Written problem ->
What is the number of lines in these entries that include "JSON"? Write that number and no other text.

──────

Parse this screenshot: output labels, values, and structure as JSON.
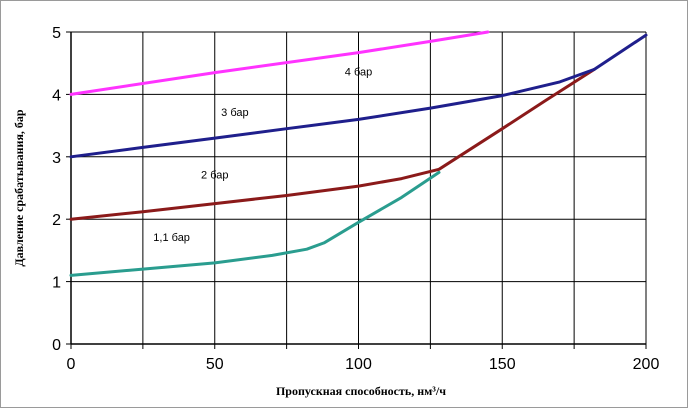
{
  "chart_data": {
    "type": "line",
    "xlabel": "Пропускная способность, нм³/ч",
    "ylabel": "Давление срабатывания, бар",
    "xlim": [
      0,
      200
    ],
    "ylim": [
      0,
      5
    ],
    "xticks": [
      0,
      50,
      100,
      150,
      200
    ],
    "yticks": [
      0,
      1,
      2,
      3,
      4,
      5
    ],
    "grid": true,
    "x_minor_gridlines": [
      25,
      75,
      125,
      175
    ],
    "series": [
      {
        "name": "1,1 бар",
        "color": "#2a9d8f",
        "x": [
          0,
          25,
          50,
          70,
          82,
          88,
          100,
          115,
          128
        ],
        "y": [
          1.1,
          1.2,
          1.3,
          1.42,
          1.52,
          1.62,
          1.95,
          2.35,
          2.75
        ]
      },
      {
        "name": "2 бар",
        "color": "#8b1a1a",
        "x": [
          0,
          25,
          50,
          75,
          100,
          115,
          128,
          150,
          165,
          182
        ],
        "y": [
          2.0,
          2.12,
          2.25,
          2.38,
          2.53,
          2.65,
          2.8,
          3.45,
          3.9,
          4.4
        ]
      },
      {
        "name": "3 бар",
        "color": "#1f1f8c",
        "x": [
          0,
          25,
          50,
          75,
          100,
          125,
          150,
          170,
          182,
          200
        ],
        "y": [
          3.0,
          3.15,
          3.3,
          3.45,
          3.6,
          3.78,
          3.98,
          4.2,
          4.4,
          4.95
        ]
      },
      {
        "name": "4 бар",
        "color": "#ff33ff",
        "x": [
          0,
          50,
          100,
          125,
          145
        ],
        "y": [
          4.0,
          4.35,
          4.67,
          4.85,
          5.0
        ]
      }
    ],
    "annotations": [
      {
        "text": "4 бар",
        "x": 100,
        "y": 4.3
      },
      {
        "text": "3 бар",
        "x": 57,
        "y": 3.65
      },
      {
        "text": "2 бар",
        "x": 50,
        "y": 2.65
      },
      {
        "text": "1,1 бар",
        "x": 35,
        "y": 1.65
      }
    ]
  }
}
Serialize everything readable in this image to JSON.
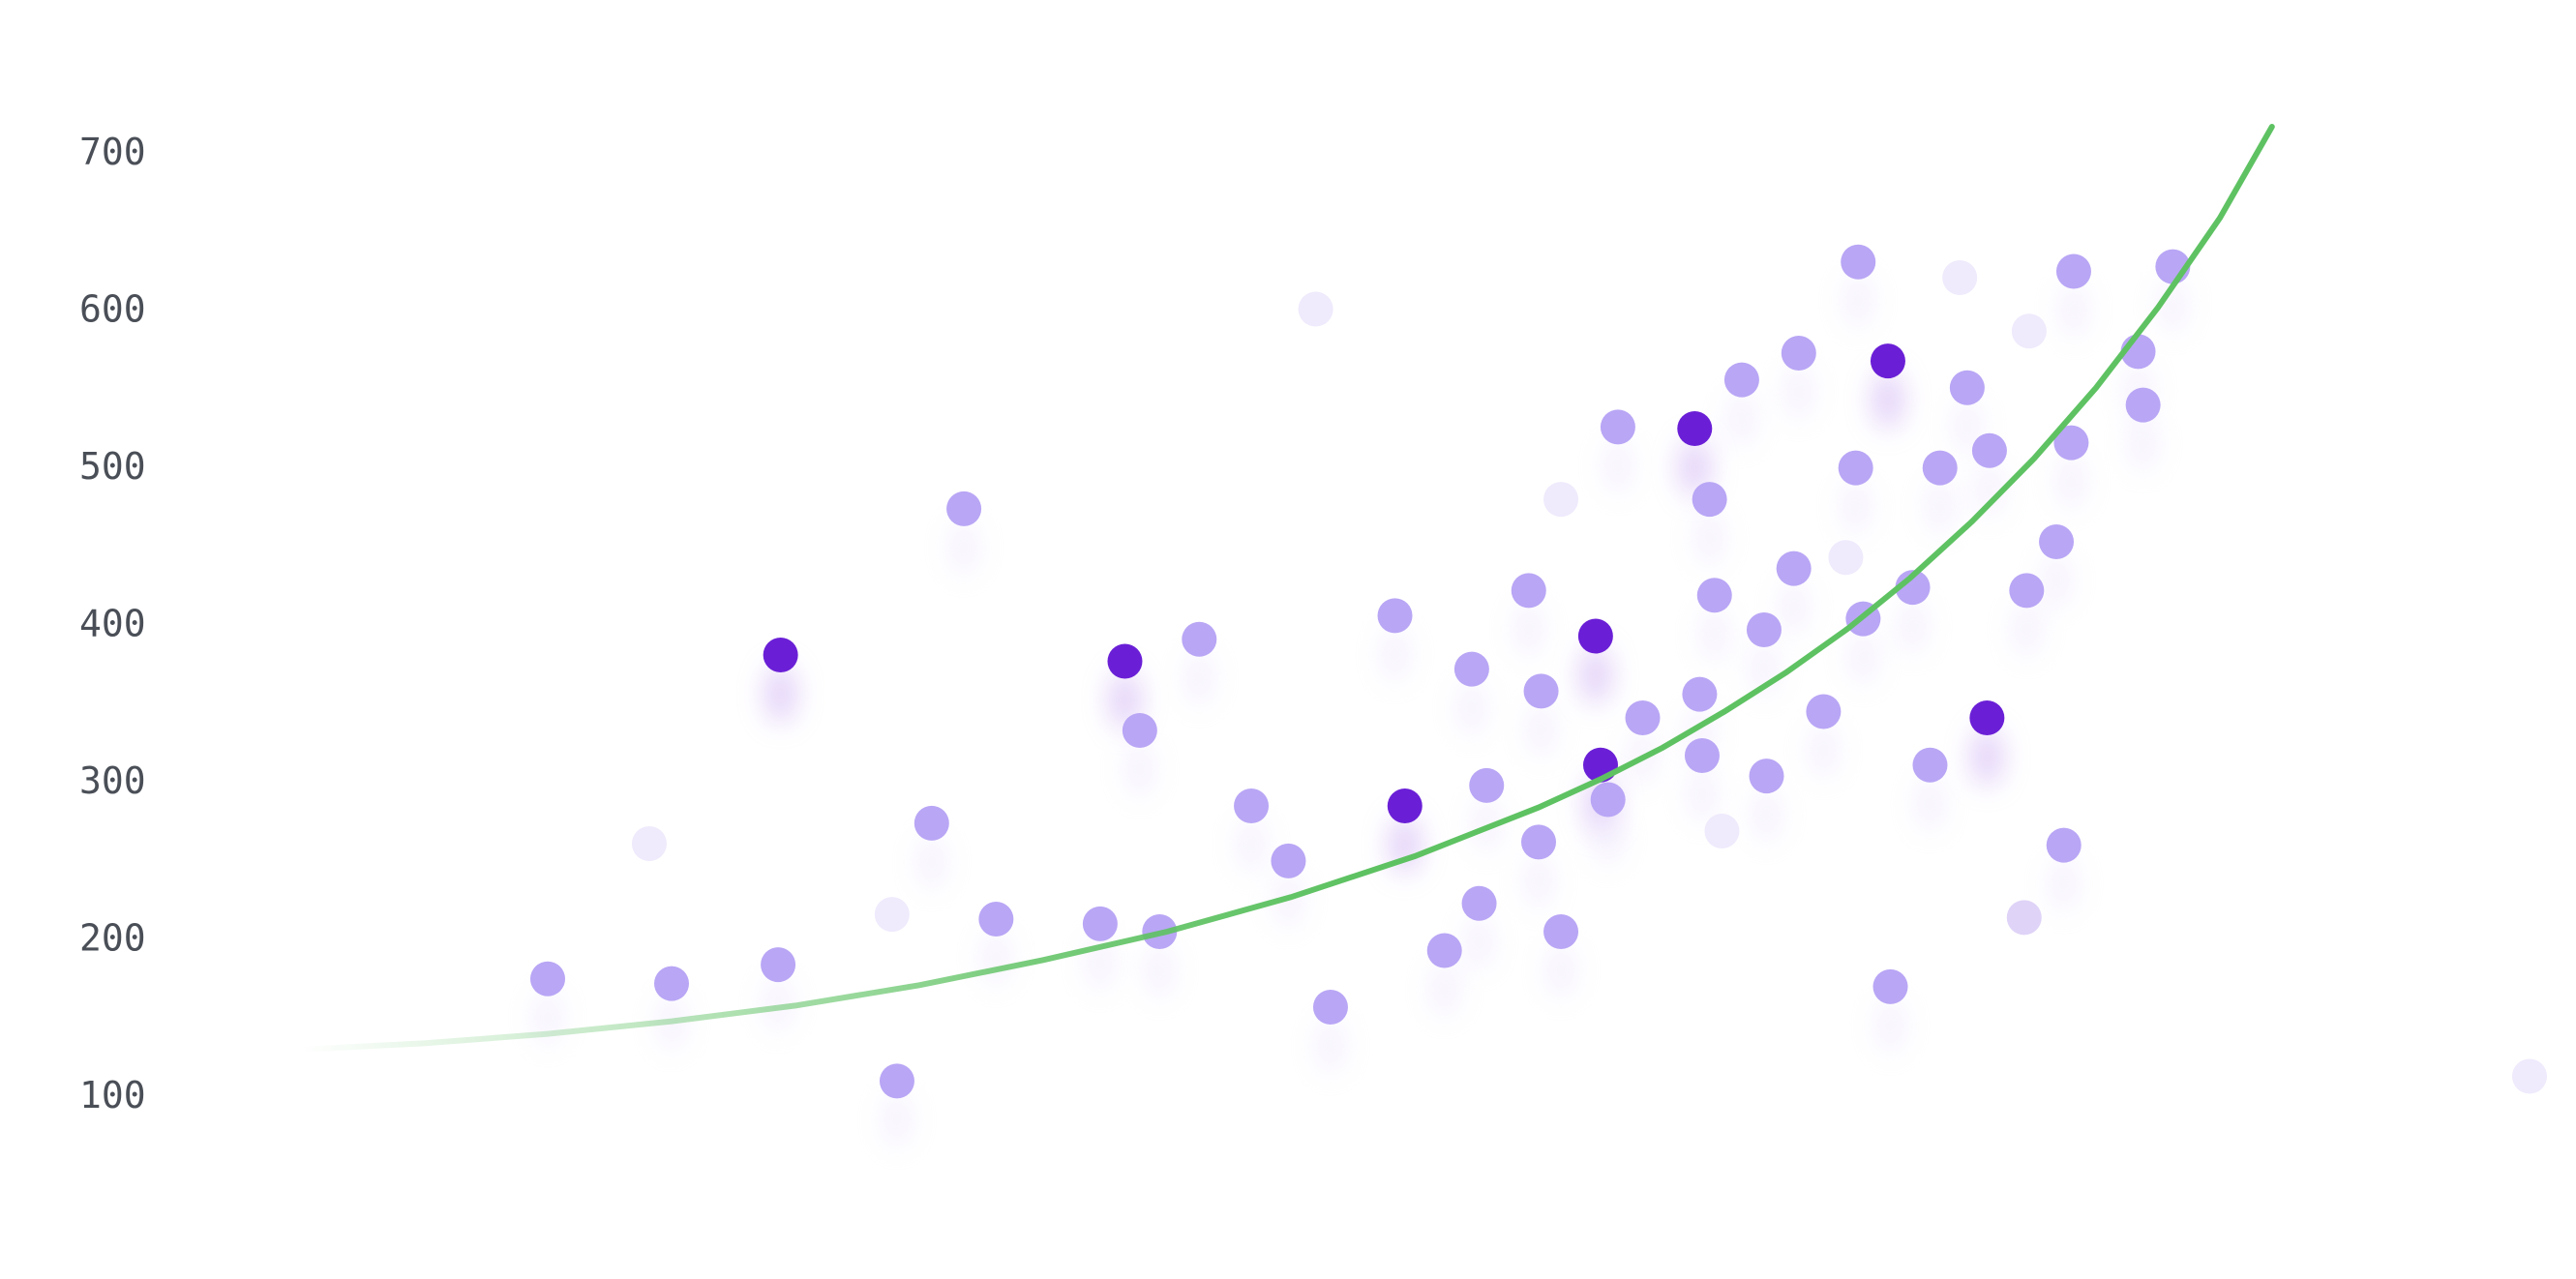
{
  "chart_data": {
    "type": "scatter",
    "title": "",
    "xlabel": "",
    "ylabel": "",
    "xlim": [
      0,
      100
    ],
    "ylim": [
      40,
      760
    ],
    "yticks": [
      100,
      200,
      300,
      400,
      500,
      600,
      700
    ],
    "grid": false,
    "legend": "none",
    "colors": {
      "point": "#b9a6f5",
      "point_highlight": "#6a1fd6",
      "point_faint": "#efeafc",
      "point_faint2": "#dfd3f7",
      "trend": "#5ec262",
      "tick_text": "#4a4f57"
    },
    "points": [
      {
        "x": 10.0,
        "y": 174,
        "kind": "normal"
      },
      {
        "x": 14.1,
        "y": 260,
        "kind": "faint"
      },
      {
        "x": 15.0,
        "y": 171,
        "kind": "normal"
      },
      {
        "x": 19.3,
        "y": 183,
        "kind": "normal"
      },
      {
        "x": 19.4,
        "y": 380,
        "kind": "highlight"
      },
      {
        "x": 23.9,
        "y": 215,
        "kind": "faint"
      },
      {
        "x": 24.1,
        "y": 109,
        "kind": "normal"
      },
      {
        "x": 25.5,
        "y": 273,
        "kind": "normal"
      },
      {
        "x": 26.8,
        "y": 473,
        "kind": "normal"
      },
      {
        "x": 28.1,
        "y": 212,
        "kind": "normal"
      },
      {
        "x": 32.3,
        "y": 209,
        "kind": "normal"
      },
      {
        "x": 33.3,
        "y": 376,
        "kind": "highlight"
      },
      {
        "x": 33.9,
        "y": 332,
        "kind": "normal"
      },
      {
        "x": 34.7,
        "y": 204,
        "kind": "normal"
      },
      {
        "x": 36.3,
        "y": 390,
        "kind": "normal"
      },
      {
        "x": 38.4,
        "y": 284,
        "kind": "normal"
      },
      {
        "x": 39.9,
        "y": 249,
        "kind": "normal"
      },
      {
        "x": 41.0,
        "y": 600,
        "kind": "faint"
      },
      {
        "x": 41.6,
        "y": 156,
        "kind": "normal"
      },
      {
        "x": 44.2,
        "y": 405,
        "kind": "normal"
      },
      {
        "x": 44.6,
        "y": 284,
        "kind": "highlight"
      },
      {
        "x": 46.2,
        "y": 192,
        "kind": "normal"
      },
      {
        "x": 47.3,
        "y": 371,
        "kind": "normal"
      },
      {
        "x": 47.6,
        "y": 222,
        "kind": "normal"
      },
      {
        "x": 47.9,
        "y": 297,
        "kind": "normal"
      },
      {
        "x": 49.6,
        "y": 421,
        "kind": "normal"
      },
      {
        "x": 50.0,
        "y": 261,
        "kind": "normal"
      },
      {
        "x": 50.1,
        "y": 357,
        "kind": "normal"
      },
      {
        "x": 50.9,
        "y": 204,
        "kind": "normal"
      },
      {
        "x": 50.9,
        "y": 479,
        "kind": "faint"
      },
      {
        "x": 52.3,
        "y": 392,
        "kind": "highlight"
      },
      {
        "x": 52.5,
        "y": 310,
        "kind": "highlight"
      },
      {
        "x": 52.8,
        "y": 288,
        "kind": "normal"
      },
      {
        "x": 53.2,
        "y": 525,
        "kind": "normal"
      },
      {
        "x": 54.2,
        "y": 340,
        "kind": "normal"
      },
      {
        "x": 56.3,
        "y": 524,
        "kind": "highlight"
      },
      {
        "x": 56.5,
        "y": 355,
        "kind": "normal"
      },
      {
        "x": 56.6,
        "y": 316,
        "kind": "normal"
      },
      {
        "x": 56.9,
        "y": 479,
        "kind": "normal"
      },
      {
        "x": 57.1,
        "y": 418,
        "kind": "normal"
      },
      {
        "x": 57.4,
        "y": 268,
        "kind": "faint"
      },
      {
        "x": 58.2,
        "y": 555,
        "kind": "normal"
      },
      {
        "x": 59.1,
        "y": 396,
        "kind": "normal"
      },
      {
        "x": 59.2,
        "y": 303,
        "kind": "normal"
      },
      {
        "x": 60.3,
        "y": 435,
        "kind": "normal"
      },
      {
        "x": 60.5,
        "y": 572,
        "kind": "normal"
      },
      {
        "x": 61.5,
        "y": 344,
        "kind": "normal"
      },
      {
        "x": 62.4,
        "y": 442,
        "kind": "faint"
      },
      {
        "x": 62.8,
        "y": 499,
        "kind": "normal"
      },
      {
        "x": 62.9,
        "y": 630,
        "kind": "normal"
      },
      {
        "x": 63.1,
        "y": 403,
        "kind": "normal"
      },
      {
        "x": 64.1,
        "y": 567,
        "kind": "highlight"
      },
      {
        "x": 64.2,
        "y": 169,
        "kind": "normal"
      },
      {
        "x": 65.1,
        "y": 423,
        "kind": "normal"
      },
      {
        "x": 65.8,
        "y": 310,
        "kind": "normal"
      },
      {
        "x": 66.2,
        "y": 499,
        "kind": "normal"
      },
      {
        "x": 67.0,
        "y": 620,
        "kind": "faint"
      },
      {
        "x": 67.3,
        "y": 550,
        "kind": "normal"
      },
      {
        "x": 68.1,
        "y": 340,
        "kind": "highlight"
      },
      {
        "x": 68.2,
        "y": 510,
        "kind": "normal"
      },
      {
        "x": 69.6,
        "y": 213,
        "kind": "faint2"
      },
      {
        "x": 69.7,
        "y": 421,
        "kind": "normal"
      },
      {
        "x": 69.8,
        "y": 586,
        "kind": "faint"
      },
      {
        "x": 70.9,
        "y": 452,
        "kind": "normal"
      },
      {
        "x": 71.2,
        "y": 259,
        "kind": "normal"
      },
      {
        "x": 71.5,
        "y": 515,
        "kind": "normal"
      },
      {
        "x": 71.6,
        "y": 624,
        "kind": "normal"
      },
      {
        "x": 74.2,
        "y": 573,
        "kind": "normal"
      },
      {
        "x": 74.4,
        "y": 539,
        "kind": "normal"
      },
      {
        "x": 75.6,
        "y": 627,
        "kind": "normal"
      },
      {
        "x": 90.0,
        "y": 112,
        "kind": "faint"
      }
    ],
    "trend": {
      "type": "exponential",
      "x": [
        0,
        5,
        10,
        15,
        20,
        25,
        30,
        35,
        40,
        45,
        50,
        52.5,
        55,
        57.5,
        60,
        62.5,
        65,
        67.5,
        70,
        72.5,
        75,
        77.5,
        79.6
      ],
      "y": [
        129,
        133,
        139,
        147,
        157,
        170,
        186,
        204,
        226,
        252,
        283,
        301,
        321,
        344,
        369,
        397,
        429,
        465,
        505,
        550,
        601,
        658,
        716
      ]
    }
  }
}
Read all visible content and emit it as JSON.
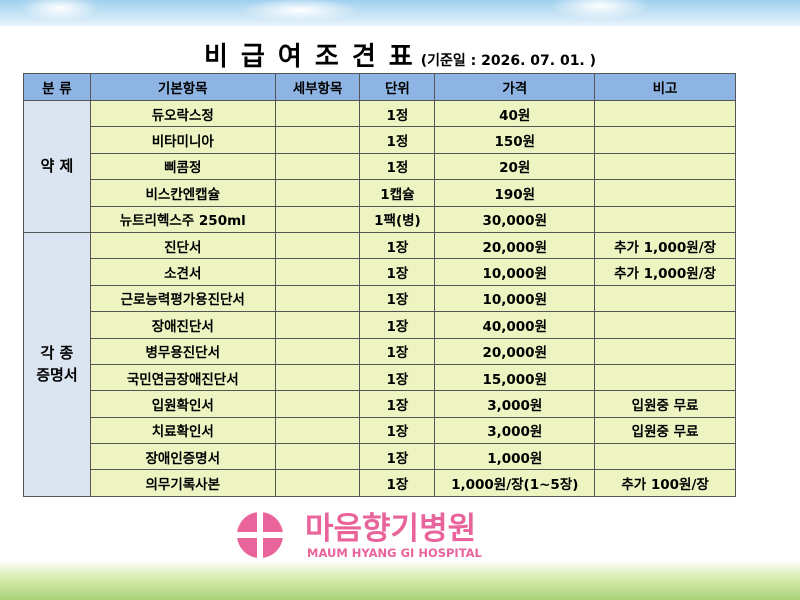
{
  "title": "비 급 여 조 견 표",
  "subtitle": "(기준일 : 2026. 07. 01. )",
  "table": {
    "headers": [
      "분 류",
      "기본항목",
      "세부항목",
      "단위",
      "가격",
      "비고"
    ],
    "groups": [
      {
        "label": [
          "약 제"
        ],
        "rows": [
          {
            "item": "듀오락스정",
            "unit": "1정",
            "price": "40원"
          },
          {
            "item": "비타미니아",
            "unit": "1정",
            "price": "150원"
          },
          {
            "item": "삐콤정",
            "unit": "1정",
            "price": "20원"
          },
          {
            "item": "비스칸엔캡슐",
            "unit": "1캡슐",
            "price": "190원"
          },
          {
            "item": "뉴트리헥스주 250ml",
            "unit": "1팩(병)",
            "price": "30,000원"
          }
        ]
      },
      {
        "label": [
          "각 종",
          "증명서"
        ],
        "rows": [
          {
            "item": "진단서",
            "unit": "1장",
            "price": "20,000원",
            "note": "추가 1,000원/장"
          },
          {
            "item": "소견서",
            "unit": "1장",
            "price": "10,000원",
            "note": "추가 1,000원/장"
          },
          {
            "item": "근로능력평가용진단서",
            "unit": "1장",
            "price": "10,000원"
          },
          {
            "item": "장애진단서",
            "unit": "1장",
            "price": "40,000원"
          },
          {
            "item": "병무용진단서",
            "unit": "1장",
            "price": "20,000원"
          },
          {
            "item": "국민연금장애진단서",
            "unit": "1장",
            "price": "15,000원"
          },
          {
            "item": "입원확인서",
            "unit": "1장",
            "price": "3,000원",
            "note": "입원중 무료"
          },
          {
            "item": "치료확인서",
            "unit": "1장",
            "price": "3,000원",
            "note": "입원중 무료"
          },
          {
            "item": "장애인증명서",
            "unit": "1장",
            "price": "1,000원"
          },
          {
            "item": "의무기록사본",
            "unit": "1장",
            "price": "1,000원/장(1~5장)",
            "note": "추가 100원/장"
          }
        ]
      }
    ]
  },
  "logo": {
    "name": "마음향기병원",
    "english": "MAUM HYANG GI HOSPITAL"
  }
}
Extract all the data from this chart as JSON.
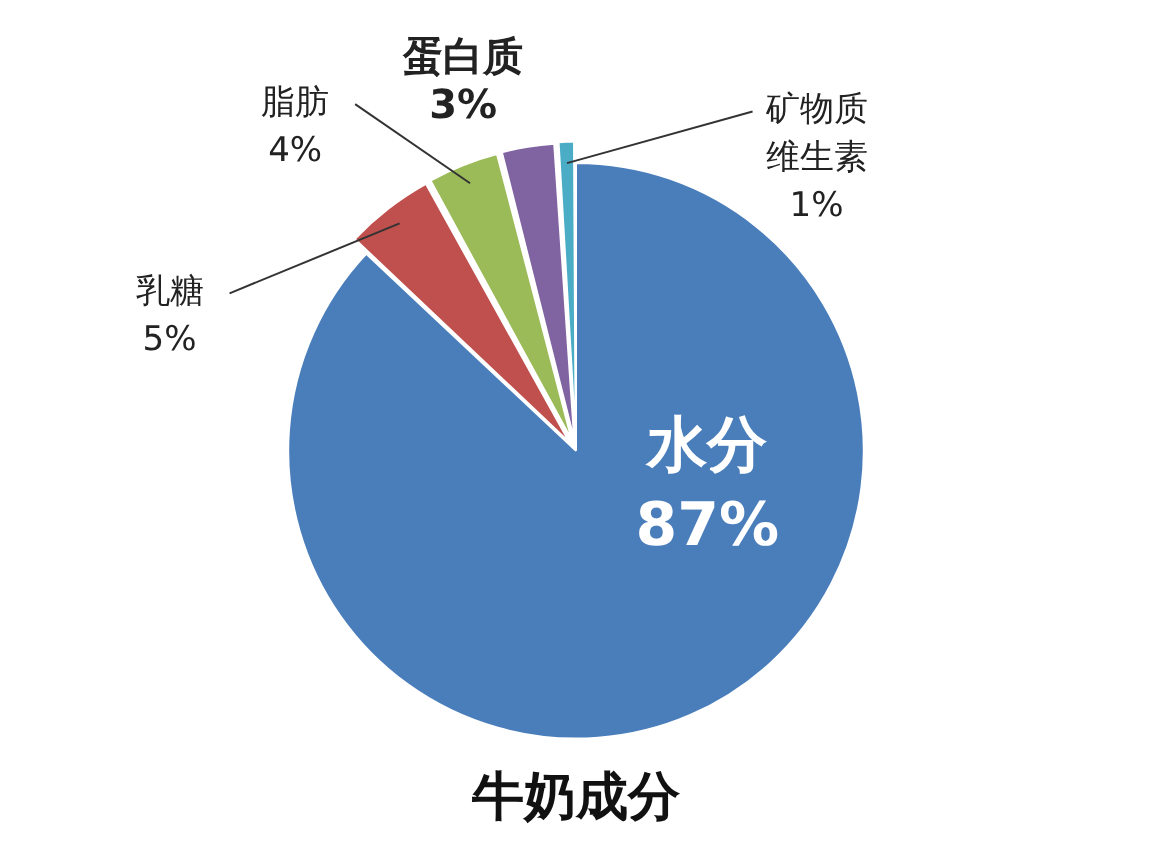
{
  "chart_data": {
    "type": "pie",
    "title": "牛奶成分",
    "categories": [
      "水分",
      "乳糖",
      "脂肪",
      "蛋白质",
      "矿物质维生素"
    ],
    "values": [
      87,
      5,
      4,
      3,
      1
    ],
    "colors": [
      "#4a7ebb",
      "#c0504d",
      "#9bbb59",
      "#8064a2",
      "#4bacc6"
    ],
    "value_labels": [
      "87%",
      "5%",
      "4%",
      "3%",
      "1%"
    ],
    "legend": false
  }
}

──────

Solved exercise ->
4